• _Written instruction_: What follows is a listing; restate every line of it word for word.

• _Listed entries_:
((

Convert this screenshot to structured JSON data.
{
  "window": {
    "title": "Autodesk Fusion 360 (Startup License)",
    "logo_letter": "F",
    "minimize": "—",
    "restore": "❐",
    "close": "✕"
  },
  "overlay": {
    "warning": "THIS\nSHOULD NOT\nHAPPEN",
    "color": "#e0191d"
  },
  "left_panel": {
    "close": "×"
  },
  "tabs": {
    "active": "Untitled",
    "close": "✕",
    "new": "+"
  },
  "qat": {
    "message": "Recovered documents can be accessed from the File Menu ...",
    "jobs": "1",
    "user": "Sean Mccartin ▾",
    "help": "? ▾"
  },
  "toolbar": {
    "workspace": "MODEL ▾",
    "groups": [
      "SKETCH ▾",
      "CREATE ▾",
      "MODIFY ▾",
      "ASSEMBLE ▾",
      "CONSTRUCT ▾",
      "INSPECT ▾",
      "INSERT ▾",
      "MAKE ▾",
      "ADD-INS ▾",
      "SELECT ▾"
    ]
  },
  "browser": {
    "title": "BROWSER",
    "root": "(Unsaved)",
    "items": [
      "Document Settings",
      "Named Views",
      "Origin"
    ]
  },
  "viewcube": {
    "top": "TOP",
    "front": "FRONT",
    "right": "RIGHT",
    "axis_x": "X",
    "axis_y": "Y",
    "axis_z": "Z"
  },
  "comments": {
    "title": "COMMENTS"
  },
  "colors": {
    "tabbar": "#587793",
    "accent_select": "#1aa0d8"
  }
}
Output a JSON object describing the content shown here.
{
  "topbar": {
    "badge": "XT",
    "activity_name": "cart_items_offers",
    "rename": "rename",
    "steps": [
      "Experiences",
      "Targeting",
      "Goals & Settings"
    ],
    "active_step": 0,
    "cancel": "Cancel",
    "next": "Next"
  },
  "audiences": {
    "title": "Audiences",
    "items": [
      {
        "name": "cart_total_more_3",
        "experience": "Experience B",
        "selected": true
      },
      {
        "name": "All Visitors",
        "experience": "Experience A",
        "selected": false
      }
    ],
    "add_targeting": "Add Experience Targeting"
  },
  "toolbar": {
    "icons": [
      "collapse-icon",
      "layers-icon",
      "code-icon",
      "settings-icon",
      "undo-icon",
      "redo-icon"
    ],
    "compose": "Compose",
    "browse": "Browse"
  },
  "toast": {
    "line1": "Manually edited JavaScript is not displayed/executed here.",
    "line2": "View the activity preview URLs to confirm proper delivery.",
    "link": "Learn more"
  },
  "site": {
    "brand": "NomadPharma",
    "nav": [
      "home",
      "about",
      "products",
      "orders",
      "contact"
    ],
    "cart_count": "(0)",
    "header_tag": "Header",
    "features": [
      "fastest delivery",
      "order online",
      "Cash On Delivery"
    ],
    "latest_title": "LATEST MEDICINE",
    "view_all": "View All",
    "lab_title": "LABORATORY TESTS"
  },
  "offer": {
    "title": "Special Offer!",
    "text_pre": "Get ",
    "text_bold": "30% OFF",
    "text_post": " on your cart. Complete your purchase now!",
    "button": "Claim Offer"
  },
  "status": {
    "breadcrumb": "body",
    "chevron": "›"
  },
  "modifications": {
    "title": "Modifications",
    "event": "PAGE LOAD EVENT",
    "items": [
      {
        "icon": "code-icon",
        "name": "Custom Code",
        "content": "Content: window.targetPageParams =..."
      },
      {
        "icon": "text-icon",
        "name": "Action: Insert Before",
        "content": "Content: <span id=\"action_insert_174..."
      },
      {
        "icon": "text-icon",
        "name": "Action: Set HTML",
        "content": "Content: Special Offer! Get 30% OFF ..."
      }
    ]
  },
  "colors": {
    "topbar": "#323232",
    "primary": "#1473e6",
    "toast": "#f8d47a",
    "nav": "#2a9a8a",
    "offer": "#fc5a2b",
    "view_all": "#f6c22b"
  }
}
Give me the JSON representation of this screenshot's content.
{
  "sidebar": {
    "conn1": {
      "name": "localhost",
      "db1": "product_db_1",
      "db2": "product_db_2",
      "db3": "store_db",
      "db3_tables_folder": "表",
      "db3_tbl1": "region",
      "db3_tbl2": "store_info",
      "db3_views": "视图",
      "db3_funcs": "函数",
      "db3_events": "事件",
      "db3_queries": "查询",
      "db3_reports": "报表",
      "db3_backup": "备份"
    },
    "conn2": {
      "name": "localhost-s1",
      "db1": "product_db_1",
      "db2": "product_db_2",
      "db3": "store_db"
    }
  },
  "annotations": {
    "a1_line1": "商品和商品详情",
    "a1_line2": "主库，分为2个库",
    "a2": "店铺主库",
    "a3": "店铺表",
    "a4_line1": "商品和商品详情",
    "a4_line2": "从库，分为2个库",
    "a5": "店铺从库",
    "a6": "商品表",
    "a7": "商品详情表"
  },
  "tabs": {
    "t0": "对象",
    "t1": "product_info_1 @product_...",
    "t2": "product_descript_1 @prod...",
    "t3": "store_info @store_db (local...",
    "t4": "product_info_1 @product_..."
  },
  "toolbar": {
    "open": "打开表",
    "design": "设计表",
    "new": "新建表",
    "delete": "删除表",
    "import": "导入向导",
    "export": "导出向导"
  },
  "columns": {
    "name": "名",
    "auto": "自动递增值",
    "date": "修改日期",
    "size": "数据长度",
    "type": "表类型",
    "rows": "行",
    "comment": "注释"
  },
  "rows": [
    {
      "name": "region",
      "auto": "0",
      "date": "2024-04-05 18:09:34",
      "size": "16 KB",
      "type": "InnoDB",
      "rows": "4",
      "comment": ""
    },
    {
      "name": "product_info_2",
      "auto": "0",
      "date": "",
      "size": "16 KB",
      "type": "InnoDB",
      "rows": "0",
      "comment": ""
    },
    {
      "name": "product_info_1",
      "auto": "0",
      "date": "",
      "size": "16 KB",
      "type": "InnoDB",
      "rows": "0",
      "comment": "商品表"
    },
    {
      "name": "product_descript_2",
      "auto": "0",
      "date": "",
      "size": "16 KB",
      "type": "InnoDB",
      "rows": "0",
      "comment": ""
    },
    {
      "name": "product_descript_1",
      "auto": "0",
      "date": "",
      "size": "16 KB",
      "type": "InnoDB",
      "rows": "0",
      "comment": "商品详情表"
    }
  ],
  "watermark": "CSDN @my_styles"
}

))

• _Exercise output_:
Convert this screenshot to structured JSON data.
{
  "window": {
    "title": "Autodesk Fusion 360 (Startup License)",
    "logo_letter": "F",
    "minimize": "—",
    "restore": "❐",
    "close": "✕"
  },
  "overlay": {
    "warning": "THIS\nSHOULD NOT\nHAPPEN",
    "color": "#e0191d"
  },
  "left_panel": {
    "close": "×"
  },
  "tabs": {
    "active": "Untitled",
    "close": "✕",
    "new": "+"
  },
  "qat": {
    "message": "Recovered documents can be accessed from the File Menu ...",
    "jobs": "1",
    "user": "Sean Mccartin ▾",
    "help": "? ▾"
  },
  "toolbar": {
    "workspace": "MODEL ▾",
    "groups": [
      "SKETCH ▾",
      "CREATE ▾",
      "MODIFY ▾",
      "ASSEMBLE ▾",
      "CONSTRUCT ▾",
      "INSPECT ▾",
      "INSERT ▾",
      "MAKE ▾",
      "ADD-INS ▾",
      "SELECT ▾"
    ]
  },
  "browser": {
    "title": "BROWSER",
    "root": "(Unsaved)",
    "items": [
      "Document Settings",
      "Named Views",
      "Origin"
    ]
  },
  "viewcube": {
    "top": "TOP",
    "front": "FRONT",
    "right": "RIGHT",
    "axis_x": "X",
    "axis_y": "Y",
    "axis_z": "Z"
  },
  "comments": {
    "title": "COMMENTS"
  },
  "colors": {
    "tabbar": "#587793",
    "accent_select": "#1aa0d8"
  }
}
Output a JSON object describing the content shown here.
{
  "topbar": {
    "badge": "XT",
    "activity_name": "cart_items_offers",
    "rename": "rename",
    "steps": [
      "Experiences",
      "Targeting",
      "Goals & Settings"
    ],
    "active_step": 0,
    "cancel": "Cancel",
    "next": "Next"
  },
  "audiences": {
    "title": "Audiences",
    "items": [
      {
        "name": "cart_total_more_3",
        "experience": "Experience B",
        "selected": true
      },
      {
        "name": "All Visitors",
        "experience": "Experience A",
        "selected": false
      }
    ],
    "add_targeting": "Add Experience Targeting"
  },
  "toolbar": {
    "icons": [
      "collapse-icon",
      "layers-icon",
      "code-icon",
      "settings-icon",
      "undo-icon",
      "redo-icon"
    ],
    "compose": "Compose",
    "browse": "Browse"
  },
  "toast": {
    "line1": "Manually edited JavaScript is not displayed/executed here.",
    "line2": "View the activity preview URLs to confirm proper delivery.",
    "link": "Learn more"
  },
  "site": {
    "brand": "NomadPharma",
    "nav": [
      "home",
      "about",
      "products",
      "orders",
      "contact"
    ],
    "cart_count": "(0)",
    "header_tag": "Header",
    "features": [
      "fastest delivery",
      "order online",
      "Cash On Delivery"
    ],
    "latest_title": "LATEST MEDICINE",
    "view_all": "View All",
    "lab_title": "LABORATORY TESTS"
  },
  "offer": {
    "title": "Special Offer!",
    "text_pre": "Get ",
    "text_bold": "30% OFF",
    "text_post": " on your cart. Complete your purchase now!",
    "button": "Claim Offer"
  },
  "status": {
    "breadcrumb": "body",
    "chevron": "›"
  },
  "modifications": {
    "title": "Modifications",
    "event": "PAGE LOAD EVENT",
    "items": [
      {
        "icon": "code-icon",
        "name": "Custom Code",
        "content": "Content: window.targetPageParams =..."
      },
      {
        "icon": "text-icon",
        "name": "Action: Insert Before",
        "content": "Content: <span id=\"action_insert_174..."
      },
      {
        "icon": "text-icon",
        "name": "Action: Set HTML",
        "content": "Content: Special Offer! Get 30% OFF ..."
      }
    ]
  },
  "colors": {
    "topbar": "#323232",
    "primary": "#1473e6",
    "toast": "#f8d47a",
    "nav": "#2a9a8a",
    "offer": "#fc5a2b",
    "view_all": "#f6c22b"
  }
}
Give me the JSON representation of this screenshot's content.
{
  "sidebar": {
    "conn1": {
      "name": "localhost",
      "db1": "product_db_1",
      "db2": "product_db_2",
      "db3": "store_db",
      "db3_tables_folder": "表",
      "db3_tbl1": "region",
      "db3_tbl2": "store_info",
      "db3_views": "视图",
      "db3_funcs": "函数",
      "db3_events": "事件",
      "db3_queries": "查询",
      "db3_reports": "报表",
      "db3_backup": "备份"
    },
    "conn2": {
      "name": "localhost-s1",
      "db1": "product_db_1",
      "db2": "product_db_2",
      "db3": "store_db"
    }
  },
  "annotations": {
    "a1_line1": "商品和商品详情",
    "a1_line2": "主库，分为2个库",
    "a2": "店铺主库",
    "a3": "店铺表",
    "a4_line1": "商品和商品详情",
    "a4_line2": "从库，分为2个库",
    "a5": "店铺从库",
    "a6": "商品表",
    "a7": "商品详情表"
  },
  "tabs": {
    "t0": "对象",
    "t1": "product_info_1 @product_...",
    "t2": "product_descript_1 @prod...",
    "t3": "store_info @store_db (local...",
    "t4": "product_info_1 @product_..."
  },
  "toolbar": {
    "open": "打开表",
    "design": "设计表",
    "new": "新建表",
    "delete": "删除表",
    "import": "导入向导",
    "export": "导出向导"
  },
  "columns": {
    "name": "名",
    "auto": "自动递增值",
    "date": "修改日期",
    "size": "数据长度",
    "type": "表类型",
    "rows": "行",
    "comment": "注释"
  },
  "rows": [
    {
      "name": "region",
      "auto": "0",
      "date": "2024-04-05 18:09:34",
      "size": "16 KB",
      "type": "InnoDB",
      "rows": "4",
      "comment": ""
    },
    {
      "name": "product_info_2",
      "auto": "0",
      "date": "",
      "size": "16 KB",
      "type": "InnoDB",
      "rows": "0",
      "comment": ""
    },
    {
      "name": "product_info_1",
      "auto": "0",
      "date": "",
      "size": "16 KB",
      "type": "InnoDB",
      "rows": "0",
      "comment": "商品表"
    },
    {
      "name": "product_descript_2",
      "auto": "0",
      "date": "",
      "size": "16 KB",
      "type": "InnoDB",
      "rows": "0",
      "comment": ""
    },
    {
      "name": "product_descript_1",
      "auto": "0",
      "date": "",
      "size": "16 KB",
      "type": "InnoDB",
      "rows": "0",
      "comment": "商品详情表"
    }
  ],
  "watermark": "CSDN @my_styles"
}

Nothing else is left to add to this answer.